GOAL OF THE EXERCISE :: Set down, without alteration, the lines from the one that contains "Output a JSON" through the final line of the material below.
<<<<
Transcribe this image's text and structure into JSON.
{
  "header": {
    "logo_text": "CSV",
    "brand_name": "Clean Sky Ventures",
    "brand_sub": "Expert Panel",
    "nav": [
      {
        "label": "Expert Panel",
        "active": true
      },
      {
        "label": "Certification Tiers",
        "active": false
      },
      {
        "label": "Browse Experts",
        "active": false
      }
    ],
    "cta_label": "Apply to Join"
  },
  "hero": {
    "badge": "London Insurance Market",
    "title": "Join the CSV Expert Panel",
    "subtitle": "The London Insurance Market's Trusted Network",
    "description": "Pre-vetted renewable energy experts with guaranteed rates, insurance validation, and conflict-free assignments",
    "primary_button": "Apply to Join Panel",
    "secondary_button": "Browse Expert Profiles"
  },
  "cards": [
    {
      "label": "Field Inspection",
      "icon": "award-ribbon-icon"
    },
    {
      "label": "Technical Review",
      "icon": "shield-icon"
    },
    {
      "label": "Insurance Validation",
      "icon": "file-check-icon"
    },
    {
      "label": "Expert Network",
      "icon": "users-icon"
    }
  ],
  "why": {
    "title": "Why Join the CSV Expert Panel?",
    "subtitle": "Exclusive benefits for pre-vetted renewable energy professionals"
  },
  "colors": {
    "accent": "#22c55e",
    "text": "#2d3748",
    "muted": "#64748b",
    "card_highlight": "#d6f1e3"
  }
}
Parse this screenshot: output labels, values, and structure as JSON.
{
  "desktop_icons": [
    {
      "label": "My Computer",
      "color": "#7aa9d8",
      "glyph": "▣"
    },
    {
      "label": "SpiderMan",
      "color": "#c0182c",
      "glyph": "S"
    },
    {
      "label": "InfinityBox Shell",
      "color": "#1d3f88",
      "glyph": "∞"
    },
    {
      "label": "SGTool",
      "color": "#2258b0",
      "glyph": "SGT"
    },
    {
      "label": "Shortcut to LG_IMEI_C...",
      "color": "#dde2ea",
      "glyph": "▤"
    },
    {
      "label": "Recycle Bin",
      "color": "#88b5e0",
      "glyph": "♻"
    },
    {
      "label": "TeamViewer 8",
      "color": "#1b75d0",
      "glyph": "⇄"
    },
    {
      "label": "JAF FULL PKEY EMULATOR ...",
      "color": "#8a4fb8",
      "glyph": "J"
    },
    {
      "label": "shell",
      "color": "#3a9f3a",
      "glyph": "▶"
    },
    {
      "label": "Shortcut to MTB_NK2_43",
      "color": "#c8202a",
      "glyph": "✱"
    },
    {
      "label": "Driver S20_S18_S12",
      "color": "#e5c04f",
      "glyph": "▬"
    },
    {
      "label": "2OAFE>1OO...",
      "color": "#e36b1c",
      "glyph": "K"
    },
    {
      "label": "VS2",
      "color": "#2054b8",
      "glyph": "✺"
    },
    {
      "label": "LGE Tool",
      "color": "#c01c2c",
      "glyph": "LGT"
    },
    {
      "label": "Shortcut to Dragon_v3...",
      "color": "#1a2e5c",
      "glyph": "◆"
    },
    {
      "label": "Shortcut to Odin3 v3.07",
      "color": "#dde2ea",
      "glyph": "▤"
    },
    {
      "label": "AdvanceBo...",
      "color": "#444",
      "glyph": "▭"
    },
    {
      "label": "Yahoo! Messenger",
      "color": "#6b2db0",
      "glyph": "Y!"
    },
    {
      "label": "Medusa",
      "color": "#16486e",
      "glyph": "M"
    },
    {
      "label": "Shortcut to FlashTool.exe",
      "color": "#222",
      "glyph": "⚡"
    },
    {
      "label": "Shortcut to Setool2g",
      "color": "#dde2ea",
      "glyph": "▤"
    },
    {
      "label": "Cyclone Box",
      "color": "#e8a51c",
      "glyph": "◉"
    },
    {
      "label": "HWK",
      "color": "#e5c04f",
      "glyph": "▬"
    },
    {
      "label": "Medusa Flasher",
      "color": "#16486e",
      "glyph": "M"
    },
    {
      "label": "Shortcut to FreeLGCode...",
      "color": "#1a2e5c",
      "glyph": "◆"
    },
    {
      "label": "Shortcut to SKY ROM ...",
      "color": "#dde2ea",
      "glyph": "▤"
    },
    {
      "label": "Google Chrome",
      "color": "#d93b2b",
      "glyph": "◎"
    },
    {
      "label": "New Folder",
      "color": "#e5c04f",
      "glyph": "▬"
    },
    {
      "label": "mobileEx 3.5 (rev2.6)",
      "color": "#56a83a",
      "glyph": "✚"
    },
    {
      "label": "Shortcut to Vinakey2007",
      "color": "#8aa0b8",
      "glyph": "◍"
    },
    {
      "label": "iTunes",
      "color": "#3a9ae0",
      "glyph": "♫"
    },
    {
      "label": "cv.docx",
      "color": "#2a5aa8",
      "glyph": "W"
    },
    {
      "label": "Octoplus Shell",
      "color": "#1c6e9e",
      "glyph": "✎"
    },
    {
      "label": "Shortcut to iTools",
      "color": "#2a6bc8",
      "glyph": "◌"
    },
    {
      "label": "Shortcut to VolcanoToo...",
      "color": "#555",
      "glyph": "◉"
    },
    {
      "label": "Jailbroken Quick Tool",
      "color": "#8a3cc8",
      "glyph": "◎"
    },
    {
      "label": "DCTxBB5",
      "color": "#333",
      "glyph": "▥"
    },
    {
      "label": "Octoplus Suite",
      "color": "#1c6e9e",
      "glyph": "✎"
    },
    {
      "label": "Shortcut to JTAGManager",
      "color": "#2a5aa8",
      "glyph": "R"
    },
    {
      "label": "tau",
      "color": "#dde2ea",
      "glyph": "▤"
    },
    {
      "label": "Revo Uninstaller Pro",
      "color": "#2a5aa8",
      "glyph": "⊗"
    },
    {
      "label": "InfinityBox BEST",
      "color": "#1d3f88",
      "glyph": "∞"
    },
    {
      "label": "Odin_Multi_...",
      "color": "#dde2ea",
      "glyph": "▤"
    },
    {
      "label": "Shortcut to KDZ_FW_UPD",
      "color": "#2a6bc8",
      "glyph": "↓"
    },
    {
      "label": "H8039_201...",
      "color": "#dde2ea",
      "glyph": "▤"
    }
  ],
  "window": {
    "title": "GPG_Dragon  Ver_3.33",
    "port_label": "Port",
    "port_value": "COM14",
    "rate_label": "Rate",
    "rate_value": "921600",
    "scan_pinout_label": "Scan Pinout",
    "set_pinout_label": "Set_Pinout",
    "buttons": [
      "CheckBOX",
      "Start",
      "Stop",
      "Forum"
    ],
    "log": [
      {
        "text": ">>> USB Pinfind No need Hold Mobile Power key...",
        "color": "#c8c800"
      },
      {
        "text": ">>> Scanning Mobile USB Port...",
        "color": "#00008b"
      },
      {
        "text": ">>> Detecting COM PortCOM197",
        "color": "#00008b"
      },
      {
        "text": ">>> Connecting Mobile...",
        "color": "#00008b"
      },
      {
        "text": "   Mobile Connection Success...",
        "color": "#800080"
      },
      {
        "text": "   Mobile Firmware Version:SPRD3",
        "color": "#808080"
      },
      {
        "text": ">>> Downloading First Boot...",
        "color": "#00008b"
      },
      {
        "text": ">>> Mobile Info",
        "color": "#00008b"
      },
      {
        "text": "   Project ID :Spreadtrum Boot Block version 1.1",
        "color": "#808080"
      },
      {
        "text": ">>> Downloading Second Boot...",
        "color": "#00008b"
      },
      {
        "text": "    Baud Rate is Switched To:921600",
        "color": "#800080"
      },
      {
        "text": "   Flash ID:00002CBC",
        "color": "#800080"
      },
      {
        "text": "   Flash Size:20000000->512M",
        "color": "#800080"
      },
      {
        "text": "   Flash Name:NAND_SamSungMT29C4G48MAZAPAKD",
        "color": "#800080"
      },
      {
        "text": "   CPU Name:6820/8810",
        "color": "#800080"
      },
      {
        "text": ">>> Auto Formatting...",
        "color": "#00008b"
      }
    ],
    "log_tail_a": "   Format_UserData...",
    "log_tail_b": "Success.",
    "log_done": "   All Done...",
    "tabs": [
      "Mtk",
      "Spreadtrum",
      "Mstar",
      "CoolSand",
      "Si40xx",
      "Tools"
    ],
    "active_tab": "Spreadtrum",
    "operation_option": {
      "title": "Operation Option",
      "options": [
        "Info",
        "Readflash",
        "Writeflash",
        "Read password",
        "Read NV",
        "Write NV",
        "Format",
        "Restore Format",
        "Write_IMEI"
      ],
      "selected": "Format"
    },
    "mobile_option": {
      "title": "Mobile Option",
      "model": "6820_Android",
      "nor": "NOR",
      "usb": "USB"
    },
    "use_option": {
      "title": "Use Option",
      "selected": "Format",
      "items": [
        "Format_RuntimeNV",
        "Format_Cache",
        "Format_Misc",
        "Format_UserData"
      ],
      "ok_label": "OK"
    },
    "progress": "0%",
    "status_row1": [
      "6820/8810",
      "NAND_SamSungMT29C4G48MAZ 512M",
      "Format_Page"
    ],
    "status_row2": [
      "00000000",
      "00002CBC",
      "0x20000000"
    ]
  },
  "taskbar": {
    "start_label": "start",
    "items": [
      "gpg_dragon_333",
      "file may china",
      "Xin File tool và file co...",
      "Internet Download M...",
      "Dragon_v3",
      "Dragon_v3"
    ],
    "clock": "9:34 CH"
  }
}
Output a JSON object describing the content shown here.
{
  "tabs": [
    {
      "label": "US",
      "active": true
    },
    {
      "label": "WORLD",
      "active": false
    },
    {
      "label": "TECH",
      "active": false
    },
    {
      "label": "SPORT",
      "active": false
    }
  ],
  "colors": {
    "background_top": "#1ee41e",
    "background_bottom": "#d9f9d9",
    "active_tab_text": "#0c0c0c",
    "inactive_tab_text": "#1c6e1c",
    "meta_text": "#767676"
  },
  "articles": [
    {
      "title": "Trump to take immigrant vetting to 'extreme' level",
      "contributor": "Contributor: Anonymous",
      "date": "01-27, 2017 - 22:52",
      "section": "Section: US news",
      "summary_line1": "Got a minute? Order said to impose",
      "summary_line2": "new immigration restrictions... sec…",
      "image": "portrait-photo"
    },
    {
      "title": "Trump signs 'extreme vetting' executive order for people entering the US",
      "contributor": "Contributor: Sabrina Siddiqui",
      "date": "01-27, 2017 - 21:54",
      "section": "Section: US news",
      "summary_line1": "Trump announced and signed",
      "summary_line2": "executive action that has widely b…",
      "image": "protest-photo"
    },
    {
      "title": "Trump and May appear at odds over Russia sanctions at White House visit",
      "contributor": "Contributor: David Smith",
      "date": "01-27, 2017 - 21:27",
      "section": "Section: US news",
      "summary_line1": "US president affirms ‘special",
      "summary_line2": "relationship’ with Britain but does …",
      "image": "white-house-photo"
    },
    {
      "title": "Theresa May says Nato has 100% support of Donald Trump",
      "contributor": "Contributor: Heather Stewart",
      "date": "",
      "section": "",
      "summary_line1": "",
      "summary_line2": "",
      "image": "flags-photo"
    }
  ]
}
>>>>
COMPLETE RESPONSE ::
Output a JSON object describing the content shown here.
{
  "tabs": [
    {
      "label": "US",
      "active": true
    },
    {
      "label": "WORLD",
      "active": false
    },
    {
      "label": "TECH",
      "active": false
    },
    {
      "label": "SPORT",
      "active": false
    }
  ],
  "colors": {
    "background_top": "#1ee41e",
    "background_bottom": "#d9f9d9",
    "active_tab_text": "#0c0c0c",
    "inactive_tab_text": "#1c6e1c",
    "meta_text": "#767676"
  },
  "articles": [
    {
      "title": "Trump to take immigrant vetting to 'extreme' level",
      "contributor": "Contributor: Anonymous",
      "date": "01-27, 2017 - 22:52",
      "section": "Section: US news",
      "summary_line1": "Got a minute? Order said to impose",
      "summary_line2": "new immigration restrictions... sec…",
      "image": "portrait-photo"
    },
    {
      "title": "Trump signs 'extreme vetting' executive order for people entering the US",
      "contributor": "Contributor: Sabrina Siddiqui",
      "date": "01-27, 2017 - 21:54",
      "section": "Section: US news",
      "summary_line1": "Trump announced and signed",
      "summary_line2": "executive action that has widely b…",
      "image": "protest-photo"
    },
    {
      "title": "Trump and May appear at odds over Russia sanctions at White House visit",
      "contributor": "Contributor: David Smith",
      "date": "01-27, 2017 - 21:27",
      "section": "Section: US news",
      "summary_line1": "US president affirms ‘special",
      "summary_line2": "relationship’ with Britain but does …",
      "image": "white-house-photo"
    },
    {
      "title": "Theresa May says Nato has 100% support of Donald Trump",
      "contributor": "Contributor: Heather Stewart",
      "date": "",
      "section": "",
      "summary_line1": "",
      "summary_line2": "",
      "image": "flags-photo"
    }
  ]
}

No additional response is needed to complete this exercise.